-- start of Reading passage --

Even as consumers report having negative feelings about the economy and financial situations, spending has remained quite firm. Retail sales rose 0.5% in April to $757.1 billion—in line with expectations—and following a stronger 1.6% gain in March. Some of the March increase was tied to higher gasoline prices, and there were signs of cooling in categories like furniture, where sales fell 2% in April after rising 2.6% in March. The detailed read on the data does not suggest consumers are retrenching. It suggests they are becoming more selective.
There’s also the matter of the “K-shaped economy” readers may hear about a lot in the news. The premise is that higher-income households continue spending at a healthy pace, supported by wages, asset values, and stronger balance sheets, while lowerincome households are under more pressure from higher prices.
Data from the New York Fed helps illustrate the split. Since early 2023, real retail spending among households earning more than $125,000 has risen about 7.6%, compared with roughly 3% for middle-income households and just over 1% for lowerincome households. That is a meaningful gap, and it explains why some retailers and service providers continue reporting strong demand while others see consumers becoming more cautious. Even still, however, we’re observing that consumers at all income levels are not pulling back entirely. They are trading down, choosing cheaper brands, prioritizing essentials, and looking for value.
The “K-shaped” argument has some merit, but I think its actual impact can be overstated at times. Higher-income households have always represented a large share of total spending, and lower-income consumers have not disappeared from the economy. The story is less about two completely separate economies and more about different degrees of pressure.

-- end of Reading passage --

Problem description => Transcribe the part of the consumer spending passage between "There’s also the" and "from higher prices.", inclusive, word for word.

-- start of Data section --

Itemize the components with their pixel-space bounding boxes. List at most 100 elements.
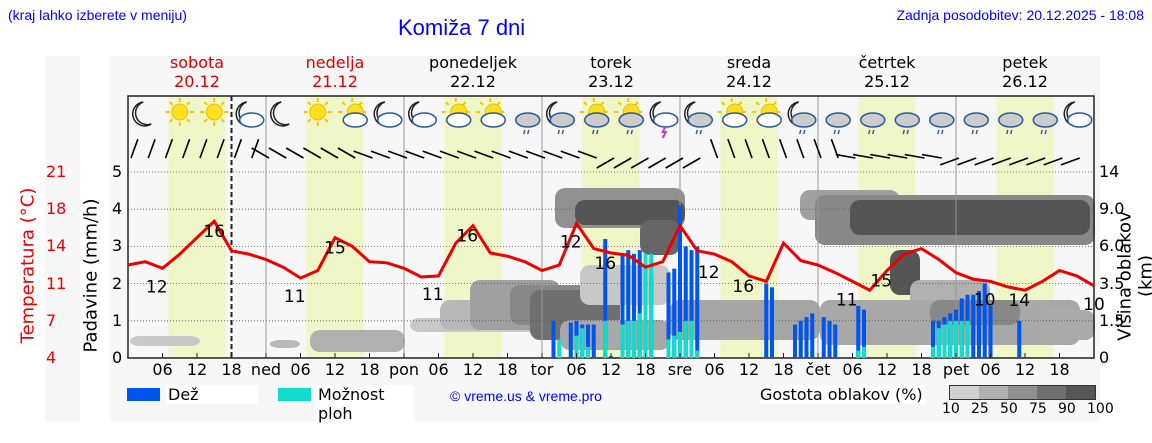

-- end of Data section --

The response =>
There’s also the matter of the “K-shaped economy” readers may hear about a lot in the news. The premise is that higher-income households continue spending at a healthy pace, supported by wages, asset values, and stronger balance sheets, while lowerincome households are under more pressure from higher prices.